Tally the lines in the records underneath that contain the string "stars", and state the figure by itself.

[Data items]
---
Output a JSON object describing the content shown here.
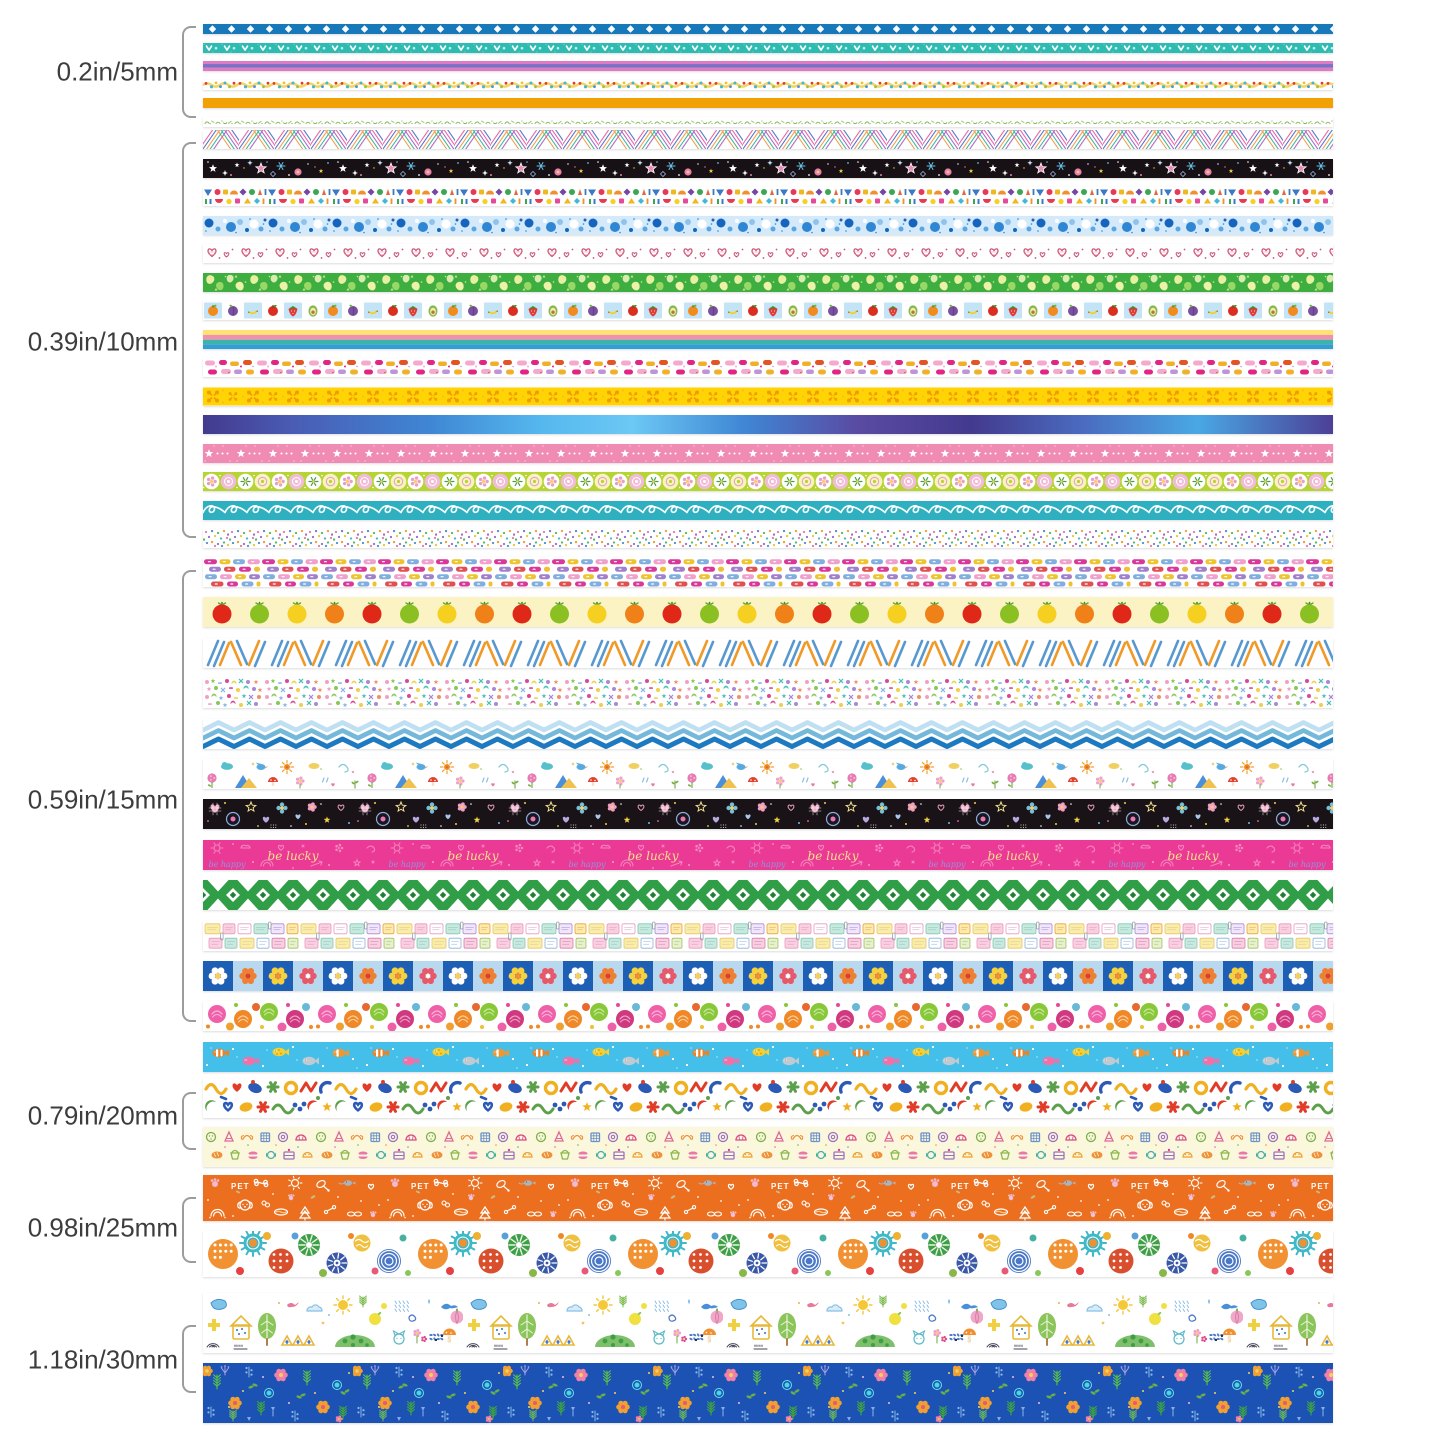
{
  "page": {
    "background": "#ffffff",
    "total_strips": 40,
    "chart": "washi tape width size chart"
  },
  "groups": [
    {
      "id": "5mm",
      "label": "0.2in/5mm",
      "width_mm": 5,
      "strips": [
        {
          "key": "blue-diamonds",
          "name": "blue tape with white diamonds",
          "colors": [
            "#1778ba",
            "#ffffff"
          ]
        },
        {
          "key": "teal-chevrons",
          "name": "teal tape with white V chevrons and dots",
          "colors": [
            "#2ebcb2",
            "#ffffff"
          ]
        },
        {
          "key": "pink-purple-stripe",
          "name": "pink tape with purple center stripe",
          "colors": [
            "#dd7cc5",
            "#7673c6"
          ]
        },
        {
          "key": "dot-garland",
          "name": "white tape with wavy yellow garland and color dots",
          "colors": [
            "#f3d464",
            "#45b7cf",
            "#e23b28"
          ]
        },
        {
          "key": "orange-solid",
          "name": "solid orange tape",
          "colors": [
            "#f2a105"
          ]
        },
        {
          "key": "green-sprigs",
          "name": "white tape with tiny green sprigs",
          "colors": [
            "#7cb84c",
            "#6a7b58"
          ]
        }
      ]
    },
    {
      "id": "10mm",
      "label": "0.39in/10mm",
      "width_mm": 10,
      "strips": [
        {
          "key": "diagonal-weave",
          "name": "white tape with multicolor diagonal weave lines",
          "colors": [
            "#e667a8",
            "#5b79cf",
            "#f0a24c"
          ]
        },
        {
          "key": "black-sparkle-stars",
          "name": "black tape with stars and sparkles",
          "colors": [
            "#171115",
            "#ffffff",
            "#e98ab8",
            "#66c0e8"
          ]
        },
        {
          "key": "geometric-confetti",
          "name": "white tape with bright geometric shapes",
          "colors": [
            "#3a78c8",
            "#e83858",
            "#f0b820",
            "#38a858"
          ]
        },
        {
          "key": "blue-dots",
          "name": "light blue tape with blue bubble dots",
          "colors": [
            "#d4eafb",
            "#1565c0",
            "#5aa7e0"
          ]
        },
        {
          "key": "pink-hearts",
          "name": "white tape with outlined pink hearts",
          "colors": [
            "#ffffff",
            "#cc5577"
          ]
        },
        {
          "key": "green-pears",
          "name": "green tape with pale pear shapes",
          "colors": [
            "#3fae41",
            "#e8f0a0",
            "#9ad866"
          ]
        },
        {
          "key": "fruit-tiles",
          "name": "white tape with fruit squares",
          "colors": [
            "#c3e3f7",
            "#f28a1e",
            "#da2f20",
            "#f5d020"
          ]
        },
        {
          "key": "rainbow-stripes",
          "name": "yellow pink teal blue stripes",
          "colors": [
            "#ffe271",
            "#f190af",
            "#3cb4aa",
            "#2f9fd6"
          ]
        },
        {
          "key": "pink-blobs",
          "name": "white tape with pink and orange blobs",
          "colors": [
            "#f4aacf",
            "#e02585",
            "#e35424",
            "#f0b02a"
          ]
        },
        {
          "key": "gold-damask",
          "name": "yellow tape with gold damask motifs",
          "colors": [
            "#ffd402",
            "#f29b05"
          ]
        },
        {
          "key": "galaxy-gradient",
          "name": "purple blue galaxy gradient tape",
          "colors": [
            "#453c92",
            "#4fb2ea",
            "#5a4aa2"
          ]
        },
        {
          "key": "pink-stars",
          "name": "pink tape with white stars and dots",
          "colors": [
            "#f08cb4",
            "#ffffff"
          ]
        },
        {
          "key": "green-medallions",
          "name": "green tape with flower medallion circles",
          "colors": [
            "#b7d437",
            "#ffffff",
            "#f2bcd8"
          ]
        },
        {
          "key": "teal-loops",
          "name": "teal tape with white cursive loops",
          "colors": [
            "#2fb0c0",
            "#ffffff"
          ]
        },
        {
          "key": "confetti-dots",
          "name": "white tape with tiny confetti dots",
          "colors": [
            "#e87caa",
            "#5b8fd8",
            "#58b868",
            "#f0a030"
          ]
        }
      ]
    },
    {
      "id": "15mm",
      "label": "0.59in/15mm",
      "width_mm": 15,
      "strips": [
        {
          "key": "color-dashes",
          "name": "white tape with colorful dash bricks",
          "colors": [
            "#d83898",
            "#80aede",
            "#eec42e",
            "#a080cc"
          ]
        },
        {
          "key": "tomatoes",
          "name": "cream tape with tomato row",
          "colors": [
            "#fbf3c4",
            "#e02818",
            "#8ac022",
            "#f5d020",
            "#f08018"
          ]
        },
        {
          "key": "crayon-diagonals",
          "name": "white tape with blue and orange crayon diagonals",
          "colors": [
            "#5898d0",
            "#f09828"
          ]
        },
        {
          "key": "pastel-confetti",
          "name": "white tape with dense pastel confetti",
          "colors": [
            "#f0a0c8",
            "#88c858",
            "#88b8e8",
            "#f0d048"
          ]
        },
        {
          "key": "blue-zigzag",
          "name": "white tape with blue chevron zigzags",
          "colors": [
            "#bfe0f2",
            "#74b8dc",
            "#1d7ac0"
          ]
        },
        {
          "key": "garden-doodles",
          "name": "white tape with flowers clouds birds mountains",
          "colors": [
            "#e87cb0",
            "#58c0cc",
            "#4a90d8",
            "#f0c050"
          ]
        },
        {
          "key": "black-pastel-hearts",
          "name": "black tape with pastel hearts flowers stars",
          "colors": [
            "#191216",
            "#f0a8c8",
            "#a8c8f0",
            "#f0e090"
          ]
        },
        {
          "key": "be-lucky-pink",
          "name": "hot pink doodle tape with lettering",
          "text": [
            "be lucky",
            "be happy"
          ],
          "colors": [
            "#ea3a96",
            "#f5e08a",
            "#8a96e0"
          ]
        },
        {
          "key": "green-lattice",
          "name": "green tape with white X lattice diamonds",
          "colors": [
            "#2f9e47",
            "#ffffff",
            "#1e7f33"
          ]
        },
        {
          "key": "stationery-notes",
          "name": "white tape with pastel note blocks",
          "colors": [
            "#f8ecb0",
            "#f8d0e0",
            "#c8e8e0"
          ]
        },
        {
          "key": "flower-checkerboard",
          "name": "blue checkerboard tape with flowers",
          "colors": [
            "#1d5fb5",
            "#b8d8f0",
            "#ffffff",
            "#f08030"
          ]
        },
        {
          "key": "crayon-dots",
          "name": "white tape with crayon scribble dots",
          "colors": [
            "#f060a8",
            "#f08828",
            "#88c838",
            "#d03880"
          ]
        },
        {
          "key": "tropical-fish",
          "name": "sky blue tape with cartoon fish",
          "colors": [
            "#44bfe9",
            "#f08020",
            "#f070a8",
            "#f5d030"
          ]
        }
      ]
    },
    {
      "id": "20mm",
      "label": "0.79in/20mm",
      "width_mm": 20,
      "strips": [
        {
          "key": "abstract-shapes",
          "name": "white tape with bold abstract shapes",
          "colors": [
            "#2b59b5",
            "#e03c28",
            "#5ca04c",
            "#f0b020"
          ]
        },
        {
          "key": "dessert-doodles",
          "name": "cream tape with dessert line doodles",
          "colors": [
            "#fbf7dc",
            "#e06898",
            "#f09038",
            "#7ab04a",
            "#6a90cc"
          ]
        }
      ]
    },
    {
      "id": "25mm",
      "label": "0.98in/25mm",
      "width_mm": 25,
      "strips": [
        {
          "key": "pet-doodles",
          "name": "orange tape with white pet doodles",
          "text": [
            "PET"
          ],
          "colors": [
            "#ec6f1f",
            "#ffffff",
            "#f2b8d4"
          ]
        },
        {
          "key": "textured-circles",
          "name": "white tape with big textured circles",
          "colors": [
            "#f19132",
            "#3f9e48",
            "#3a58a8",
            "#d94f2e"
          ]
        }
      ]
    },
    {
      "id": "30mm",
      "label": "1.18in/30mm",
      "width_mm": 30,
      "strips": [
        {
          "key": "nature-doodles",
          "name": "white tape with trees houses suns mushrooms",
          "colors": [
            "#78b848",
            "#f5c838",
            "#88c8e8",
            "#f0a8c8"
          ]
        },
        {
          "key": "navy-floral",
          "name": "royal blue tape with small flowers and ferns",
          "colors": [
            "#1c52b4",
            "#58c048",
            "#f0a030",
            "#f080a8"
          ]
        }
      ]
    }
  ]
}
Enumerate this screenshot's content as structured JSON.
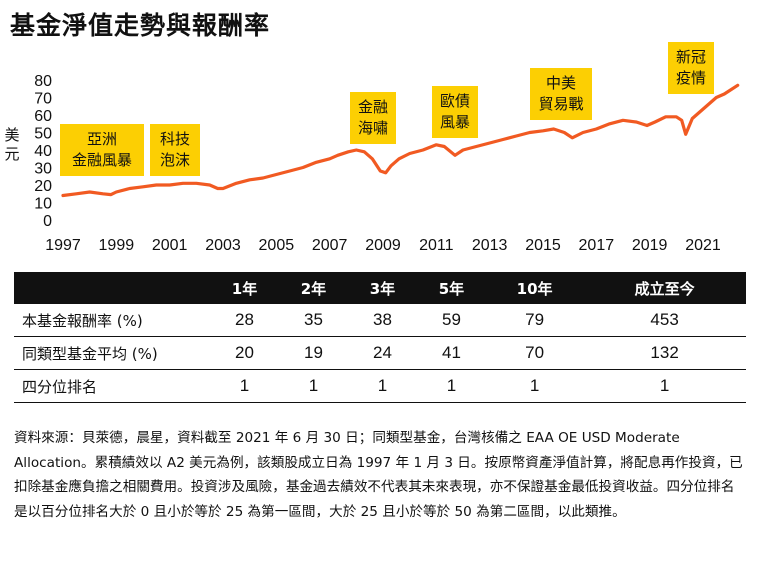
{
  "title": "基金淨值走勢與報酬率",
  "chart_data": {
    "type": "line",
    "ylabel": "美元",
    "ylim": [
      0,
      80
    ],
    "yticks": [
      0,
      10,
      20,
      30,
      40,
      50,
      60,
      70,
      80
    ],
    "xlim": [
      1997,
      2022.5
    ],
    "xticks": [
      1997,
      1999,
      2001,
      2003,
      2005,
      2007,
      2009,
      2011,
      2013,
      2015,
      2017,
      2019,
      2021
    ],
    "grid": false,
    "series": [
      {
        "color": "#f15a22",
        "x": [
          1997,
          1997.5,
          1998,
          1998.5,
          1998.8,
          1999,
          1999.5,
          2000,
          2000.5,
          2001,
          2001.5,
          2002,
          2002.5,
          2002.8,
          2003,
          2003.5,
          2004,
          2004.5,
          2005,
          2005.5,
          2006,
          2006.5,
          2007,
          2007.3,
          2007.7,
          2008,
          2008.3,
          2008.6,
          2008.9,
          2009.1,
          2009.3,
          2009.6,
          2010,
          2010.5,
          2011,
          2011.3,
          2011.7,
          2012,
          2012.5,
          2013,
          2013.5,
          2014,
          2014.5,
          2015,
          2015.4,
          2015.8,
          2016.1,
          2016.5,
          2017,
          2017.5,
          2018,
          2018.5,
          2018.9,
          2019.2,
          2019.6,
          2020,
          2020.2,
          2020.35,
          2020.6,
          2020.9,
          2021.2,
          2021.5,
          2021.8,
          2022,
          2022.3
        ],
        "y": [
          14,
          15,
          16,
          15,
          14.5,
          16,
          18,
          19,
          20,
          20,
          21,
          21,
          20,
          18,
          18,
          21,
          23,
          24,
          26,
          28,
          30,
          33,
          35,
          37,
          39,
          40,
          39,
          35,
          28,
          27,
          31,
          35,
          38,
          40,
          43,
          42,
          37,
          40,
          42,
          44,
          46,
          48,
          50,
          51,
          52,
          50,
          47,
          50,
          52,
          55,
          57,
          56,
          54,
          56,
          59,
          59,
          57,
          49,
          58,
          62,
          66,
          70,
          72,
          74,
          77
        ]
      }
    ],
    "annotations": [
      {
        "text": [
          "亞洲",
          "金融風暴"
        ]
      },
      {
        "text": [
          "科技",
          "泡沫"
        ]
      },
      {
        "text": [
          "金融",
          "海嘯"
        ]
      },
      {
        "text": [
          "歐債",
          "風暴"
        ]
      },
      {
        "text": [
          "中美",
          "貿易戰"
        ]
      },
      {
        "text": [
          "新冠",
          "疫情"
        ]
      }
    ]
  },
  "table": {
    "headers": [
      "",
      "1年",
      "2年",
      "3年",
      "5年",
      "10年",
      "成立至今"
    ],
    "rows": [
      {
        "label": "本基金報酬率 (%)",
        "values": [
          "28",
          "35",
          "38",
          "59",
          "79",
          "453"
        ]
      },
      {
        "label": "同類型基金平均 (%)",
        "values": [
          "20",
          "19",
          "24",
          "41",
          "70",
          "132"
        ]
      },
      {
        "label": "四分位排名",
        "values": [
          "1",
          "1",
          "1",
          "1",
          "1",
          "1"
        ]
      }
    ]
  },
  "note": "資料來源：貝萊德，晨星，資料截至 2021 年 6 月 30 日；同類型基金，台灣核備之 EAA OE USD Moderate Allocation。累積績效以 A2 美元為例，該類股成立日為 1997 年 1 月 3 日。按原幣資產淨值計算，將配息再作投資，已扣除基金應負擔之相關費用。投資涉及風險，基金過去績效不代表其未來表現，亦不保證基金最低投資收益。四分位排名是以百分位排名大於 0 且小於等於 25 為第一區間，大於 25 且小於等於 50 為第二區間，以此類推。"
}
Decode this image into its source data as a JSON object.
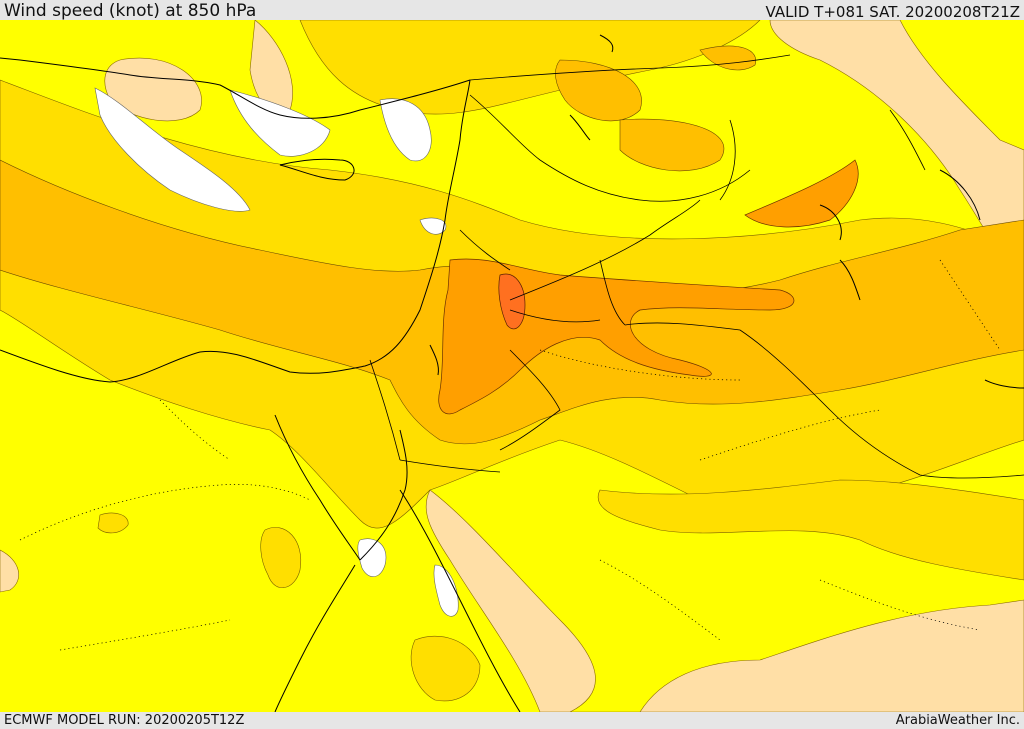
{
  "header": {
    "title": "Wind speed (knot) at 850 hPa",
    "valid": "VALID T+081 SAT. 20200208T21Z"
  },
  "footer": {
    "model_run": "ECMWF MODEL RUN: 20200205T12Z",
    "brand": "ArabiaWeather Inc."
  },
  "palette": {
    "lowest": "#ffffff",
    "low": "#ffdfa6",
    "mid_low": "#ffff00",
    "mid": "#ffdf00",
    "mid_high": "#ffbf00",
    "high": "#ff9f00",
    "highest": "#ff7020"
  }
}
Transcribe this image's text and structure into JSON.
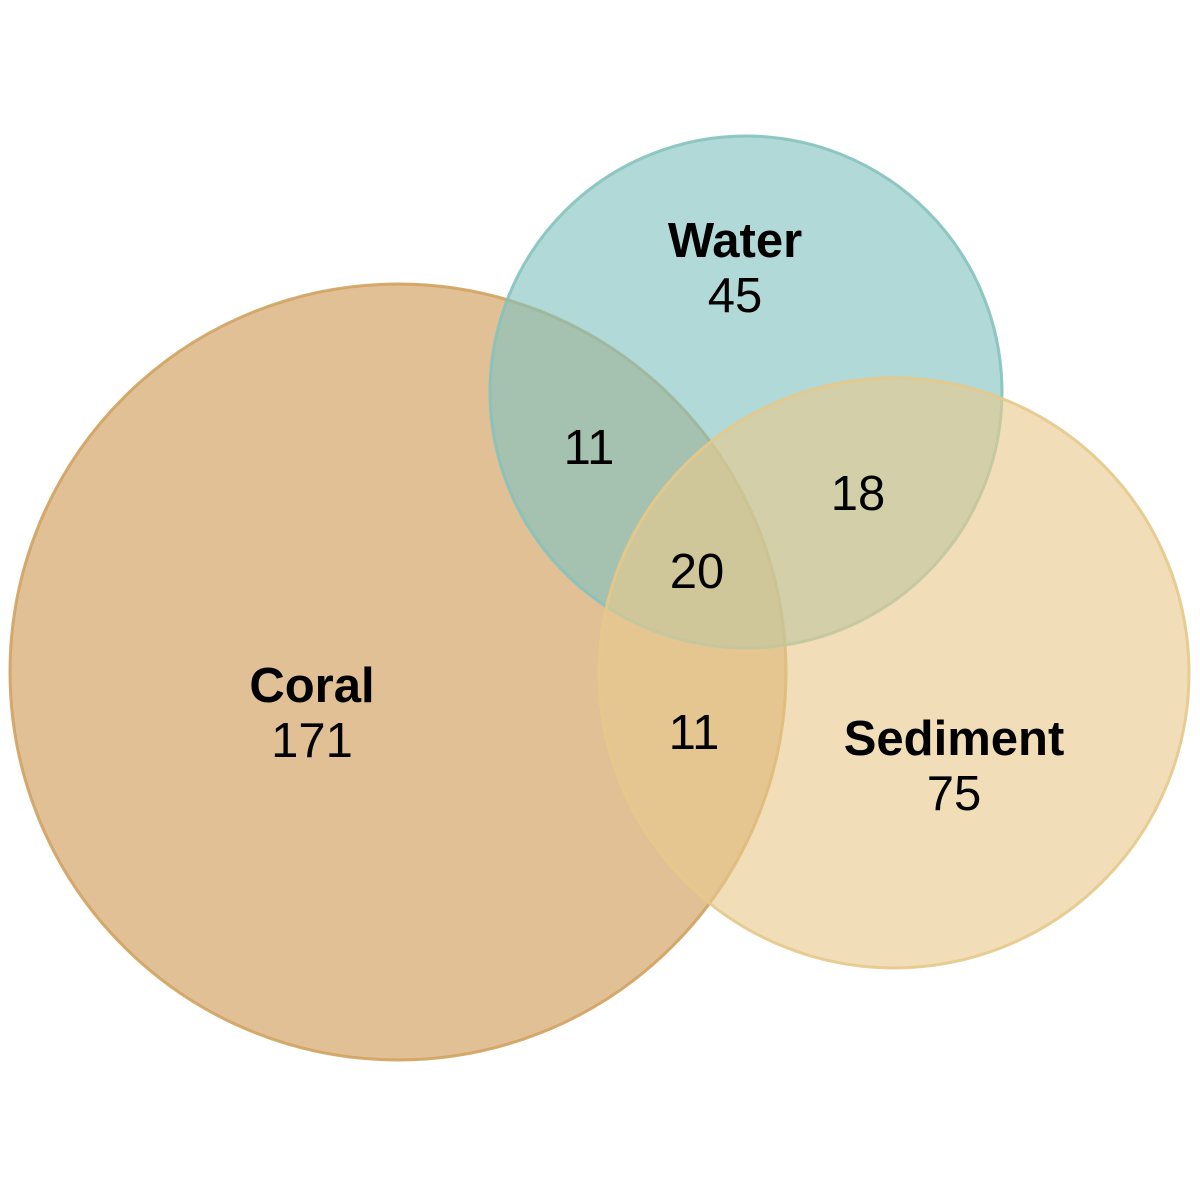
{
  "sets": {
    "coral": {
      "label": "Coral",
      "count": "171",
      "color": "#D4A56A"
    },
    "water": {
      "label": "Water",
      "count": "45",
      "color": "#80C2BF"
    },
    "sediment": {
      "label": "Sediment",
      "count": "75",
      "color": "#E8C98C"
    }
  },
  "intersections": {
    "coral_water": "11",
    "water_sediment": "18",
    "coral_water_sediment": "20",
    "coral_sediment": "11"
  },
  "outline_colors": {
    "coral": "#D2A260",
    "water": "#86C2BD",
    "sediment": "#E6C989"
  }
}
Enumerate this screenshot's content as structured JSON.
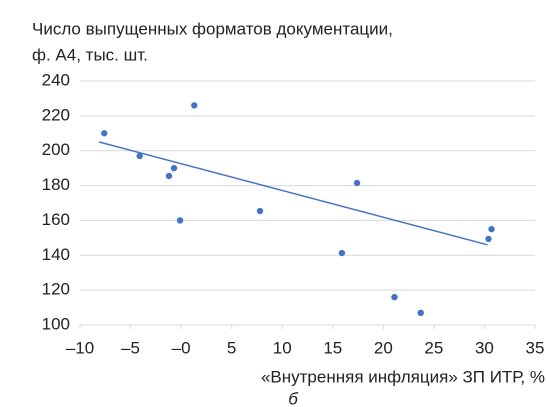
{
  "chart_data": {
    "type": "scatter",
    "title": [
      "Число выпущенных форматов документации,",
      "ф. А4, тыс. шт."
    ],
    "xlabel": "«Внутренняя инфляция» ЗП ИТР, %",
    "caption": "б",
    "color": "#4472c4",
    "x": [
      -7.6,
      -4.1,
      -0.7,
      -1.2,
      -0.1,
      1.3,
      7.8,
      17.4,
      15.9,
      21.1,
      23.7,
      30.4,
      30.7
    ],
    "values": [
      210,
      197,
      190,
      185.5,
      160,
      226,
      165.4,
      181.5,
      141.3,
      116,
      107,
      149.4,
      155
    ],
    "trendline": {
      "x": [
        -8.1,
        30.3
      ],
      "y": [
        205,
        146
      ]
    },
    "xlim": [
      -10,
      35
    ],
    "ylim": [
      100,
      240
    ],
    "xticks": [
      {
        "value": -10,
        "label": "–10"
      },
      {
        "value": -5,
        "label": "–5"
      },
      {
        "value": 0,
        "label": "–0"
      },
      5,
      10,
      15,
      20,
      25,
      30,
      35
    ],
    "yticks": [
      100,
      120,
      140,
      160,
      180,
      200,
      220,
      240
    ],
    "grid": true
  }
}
---
__Reply to the task__
5